## Provided information:
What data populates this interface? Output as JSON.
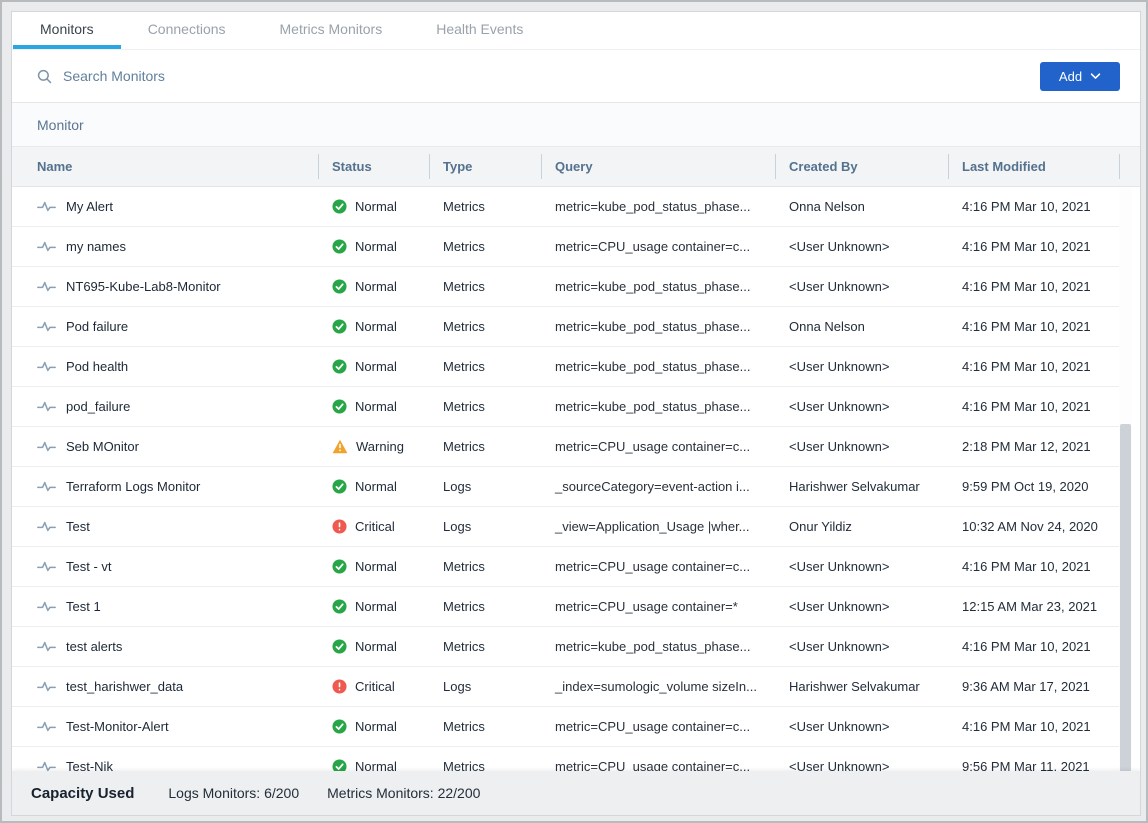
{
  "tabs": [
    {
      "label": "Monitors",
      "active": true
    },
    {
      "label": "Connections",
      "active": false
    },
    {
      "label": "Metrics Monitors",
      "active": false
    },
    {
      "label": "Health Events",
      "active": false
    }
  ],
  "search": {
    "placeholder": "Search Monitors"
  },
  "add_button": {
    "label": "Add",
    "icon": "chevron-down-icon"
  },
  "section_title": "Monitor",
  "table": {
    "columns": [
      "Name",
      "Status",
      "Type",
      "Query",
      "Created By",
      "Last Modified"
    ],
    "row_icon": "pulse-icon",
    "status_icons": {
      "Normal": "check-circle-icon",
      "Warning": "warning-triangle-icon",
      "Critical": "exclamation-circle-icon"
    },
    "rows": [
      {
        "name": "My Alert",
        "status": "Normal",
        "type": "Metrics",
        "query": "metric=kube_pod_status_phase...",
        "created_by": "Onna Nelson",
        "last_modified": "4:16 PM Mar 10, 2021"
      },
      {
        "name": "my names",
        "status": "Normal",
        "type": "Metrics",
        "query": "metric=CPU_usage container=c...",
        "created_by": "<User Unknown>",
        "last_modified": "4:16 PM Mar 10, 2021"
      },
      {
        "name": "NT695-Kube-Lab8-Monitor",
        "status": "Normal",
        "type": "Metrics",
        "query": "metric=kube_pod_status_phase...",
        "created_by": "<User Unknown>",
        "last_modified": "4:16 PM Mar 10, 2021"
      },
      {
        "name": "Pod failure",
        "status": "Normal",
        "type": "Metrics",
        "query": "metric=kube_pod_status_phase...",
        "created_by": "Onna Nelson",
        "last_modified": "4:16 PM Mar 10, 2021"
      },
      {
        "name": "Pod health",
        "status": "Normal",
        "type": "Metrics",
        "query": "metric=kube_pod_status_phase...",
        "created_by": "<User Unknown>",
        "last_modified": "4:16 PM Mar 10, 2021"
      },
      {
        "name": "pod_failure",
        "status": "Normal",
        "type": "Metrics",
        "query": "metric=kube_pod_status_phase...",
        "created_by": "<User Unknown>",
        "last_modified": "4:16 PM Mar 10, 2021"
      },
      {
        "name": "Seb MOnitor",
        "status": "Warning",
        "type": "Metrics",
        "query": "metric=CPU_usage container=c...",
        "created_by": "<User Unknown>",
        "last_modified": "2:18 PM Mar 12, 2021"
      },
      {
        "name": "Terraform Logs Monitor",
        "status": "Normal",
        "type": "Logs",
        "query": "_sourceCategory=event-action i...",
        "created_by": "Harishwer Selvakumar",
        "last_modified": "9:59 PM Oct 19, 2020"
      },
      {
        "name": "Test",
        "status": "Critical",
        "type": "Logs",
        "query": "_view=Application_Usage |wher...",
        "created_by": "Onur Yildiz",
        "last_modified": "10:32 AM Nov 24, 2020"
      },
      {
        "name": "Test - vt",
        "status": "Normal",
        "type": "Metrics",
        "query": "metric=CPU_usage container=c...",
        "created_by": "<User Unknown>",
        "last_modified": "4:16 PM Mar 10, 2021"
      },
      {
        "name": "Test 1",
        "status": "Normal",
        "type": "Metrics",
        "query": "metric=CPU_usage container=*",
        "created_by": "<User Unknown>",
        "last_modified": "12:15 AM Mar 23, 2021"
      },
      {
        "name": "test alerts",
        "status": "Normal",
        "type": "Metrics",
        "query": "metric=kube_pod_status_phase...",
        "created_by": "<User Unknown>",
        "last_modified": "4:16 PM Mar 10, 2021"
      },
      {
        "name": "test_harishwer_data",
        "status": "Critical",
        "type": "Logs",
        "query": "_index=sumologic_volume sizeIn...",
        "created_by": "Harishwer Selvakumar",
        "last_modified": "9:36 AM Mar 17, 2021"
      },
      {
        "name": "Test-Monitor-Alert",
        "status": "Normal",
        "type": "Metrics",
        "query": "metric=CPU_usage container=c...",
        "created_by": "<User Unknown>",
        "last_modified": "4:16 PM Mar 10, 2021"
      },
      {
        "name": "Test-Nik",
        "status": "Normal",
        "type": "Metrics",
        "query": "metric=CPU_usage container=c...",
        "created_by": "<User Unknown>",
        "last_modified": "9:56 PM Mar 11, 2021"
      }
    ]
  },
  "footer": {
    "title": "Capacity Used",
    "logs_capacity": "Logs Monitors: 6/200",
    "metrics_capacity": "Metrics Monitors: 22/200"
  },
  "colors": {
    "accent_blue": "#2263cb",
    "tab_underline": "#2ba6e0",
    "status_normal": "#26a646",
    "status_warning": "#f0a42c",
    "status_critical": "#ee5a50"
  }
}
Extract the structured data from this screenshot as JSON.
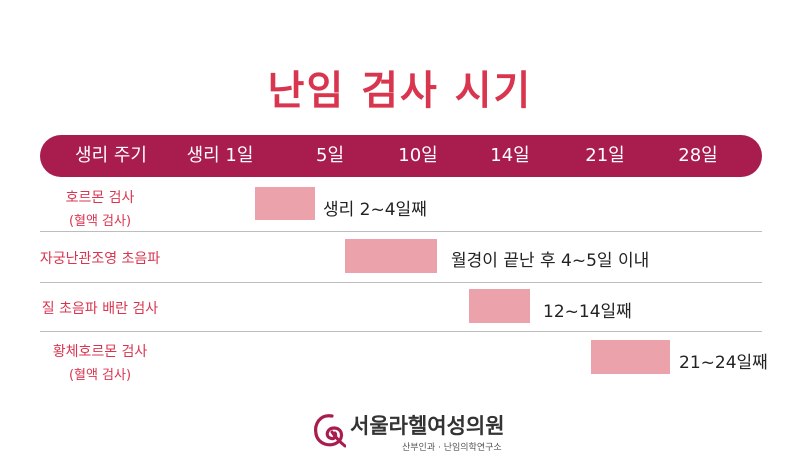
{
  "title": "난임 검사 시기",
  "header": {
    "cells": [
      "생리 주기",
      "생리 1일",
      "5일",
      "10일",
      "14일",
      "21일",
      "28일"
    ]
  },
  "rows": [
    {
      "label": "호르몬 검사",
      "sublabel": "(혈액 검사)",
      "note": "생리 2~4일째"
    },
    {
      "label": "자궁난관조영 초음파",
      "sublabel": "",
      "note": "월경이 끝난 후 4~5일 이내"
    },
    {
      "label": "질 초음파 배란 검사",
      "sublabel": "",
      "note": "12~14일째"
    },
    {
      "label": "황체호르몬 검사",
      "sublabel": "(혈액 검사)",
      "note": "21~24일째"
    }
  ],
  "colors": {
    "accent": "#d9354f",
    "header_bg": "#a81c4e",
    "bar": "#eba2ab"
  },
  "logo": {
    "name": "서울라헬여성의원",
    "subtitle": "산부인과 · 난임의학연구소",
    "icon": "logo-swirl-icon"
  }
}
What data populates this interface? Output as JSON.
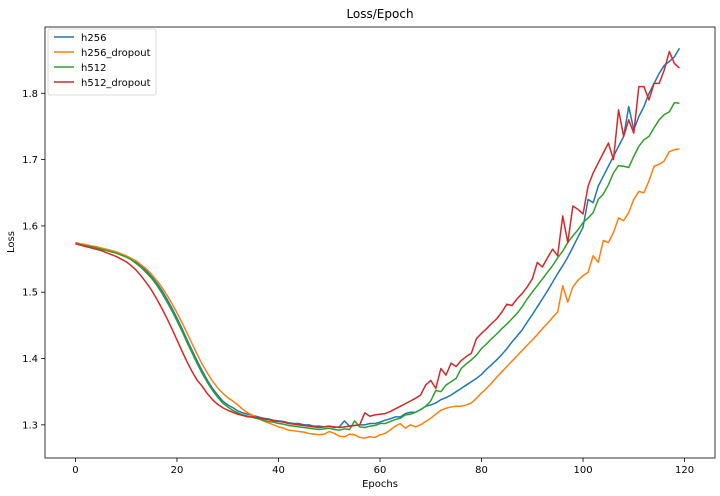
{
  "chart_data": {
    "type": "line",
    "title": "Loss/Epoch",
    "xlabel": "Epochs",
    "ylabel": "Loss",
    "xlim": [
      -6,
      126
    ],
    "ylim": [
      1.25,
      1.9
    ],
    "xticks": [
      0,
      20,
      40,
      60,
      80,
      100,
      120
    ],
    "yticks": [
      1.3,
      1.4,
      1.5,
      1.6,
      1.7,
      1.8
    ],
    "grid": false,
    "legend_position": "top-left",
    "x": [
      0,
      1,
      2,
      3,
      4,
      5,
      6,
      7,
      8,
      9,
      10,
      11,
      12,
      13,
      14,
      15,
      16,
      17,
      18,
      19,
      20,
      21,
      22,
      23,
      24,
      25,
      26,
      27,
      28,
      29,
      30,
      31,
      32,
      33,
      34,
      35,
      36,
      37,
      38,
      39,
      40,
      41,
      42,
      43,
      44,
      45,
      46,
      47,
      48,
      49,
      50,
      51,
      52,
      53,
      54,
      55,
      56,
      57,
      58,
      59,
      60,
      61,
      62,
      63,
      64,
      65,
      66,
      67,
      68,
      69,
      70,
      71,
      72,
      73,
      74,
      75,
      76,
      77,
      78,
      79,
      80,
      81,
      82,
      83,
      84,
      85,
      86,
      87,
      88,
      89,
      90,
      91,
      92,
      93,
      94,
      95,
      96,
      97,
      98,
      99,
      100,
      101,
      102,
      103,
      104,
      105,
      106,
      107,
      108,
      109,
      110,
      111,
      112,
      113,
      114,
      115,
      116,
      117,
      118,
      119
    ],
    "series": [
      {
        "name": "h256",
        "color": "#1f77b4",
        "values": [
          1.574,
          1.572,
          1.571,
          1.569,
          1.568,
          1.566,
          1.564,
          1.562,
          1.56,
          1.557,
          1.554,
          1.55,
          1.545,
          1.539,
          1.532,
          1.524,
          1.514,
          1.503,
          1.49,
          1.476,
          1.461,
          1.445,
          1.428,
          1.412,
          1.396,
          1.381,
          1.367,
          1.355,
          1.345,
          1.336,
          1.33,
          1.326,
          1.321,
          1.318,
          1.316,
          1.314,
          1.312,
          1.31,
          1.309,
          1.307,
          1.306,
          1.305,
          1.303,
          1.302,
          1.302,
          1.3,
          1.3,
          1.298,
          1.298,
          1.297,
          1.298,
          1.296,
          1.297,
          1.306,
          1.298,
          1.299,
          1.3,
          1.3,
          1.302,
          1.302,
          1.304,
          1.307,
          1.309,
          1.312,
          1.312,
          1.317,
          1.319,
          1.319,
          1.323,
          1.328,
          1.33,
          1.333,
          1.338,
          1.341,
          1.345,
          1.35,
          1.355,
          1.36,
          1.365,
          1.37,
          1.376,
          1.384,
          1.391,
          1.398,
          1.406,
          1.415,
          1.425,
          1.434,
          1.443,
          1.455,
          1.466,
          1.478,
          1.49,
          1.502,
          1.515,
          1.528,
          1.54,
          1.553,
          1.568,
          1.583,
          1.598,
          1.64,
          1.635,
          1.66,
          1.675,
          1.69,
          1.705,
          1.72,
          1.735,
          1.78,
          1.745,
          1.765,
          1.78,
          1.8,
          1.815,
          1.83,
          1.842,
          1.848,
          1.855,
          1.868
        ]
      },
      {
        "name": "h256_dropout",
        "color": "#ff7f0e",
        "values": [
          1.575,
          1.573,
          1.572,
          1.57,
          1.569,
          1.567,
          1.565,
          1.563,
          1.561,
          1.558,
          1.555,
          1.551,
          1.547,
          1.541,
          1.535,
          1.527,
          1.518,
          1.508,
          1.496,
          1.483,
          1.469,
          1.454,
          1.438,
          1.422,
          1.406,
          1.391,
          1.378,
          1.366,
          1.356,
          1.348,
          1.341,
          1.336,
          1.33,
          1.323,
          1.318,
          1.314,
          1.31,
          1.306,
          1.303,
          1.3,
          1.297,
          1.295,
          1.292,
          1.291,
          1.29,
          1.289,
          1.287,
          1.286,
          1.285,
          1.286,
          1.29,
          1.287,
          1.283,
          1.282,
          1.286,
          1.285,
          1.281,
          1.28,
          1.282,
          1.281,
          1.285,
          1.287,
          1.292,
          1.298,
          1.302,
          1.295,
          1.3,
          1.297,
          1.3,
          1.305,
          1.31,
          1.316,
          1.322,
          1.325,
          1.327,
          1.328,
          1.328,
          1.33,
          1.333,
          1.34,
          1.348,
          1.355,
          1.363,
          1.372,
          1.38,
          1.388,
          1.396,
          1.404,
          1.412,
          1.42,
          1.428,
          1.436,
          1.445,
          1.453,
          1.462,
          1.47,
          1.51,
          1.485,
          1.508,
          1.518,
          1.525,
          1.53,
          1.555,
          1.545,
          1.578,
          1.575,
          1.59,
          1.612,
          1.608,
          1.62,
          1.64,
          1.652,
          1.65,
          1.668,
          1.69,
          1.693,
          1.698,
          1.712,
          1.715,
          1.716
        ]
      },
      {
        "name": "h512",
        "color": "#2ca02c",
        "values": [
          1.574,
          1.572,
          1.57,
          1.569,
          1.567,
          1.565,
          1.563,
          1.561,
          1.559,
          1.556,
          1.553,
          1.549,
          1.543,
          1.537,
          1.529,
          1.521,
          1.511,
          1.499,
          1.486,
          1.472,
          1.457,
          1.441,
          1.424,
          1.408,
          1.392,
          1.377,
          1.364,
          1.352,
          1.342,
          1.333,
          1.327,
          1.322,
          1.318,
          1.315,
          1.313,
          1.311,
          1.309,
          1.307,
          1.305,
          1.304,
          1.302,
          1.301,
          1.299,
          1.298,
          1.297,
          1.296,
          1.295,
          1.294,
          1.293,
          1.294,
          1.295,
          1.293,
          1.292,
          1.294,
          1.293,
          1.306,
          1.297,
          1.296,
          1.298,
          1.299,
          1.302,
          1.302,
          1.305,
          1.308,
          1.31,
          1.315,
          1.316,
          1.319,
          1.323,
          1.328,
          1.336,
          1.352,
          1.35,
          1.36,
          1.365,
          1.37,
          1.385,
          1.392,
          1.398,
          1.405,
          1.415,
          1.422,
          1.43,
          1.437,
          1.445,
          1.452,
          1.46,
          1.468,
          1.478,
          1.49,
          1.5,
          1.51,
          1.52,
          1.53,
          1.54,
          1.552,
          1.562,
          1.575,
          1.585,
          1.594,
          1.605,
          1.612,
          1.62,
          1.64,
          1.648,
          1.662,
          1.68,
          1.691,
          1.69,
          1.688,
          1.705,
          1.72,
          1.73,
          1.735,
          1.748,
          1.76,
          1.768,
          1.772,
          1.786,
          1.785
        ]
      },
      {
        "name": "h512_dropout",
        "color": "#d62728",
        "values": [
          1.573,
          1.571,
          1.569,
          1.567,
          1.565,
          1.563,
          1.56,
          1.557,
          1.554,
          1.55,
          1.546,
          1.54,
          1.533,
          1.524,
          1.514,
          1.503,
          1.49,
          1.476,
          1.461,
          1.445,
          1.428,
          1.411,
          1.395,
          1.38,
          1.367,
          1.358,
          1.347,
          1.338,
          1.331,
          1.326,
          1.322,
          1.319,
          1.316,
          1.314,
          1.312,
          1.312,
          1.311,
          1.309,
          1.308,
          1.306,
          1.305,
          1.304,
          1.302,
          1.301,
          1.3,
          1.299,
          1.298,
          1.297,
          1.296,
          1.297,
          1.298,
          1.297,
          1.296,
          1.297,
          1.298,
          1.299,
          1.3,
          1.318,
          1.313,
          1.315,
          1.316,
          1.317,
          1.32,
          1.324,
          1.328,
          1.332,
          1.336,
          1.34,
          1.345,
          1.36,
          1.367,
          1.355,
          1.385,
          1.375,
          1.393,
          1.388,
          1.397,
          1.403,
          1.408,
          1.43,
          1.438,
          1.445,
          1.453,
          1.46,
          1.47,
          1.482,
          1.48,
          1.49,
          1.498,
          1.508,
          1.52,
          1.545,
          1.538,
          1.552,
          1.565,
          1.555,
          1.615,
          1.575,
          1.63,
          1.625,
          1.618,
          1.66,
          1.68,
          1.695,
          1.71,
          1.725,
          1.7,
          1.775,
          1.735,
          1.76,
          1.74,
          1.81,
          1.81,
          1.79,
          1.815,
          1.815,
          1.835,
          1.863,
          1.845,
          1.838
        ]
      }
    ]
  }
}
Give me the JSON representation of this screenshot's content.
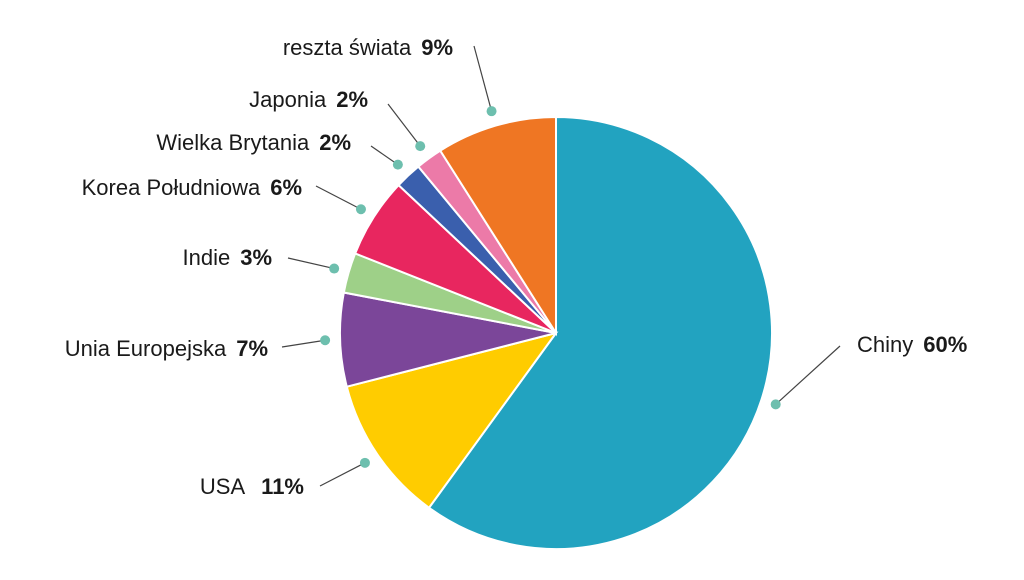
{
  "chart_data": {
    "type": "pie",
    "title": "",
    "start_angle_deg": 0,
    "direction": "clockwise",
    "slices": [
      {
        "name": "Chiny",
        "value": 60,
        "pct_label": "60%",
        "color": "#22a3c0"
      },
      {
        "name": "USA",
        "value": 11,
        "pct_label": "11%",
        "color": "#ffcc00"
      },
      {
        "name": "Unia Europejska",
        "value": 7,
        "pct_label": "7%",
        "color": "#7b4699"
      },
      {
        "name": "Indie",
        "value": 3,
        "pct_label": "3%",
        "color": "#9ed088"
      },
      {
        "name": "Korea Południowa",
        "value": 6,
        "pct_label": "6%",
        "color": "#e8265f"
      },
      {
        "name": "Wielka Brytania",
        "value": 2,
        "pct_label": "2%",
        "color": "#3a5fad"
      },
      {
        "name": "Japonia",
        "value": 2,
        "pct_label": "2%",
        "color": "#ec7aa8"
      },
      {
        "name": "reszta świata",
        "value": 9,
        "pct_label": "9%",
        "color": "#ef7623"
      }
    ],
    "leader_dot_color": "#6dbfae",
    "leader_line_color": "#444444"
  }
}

## The exercise:
In the material above, show every line where the word "Monitors" turns up.

## Solution to this task:
      "label": "Monitors",
      "label": "Metrics Monitors",
    "placeholder": "Search Monitors"
    "logs_capacity": "Logs Monitors: 6/200",
    "metrics_capacity": "Metrics Monitors: 22/200"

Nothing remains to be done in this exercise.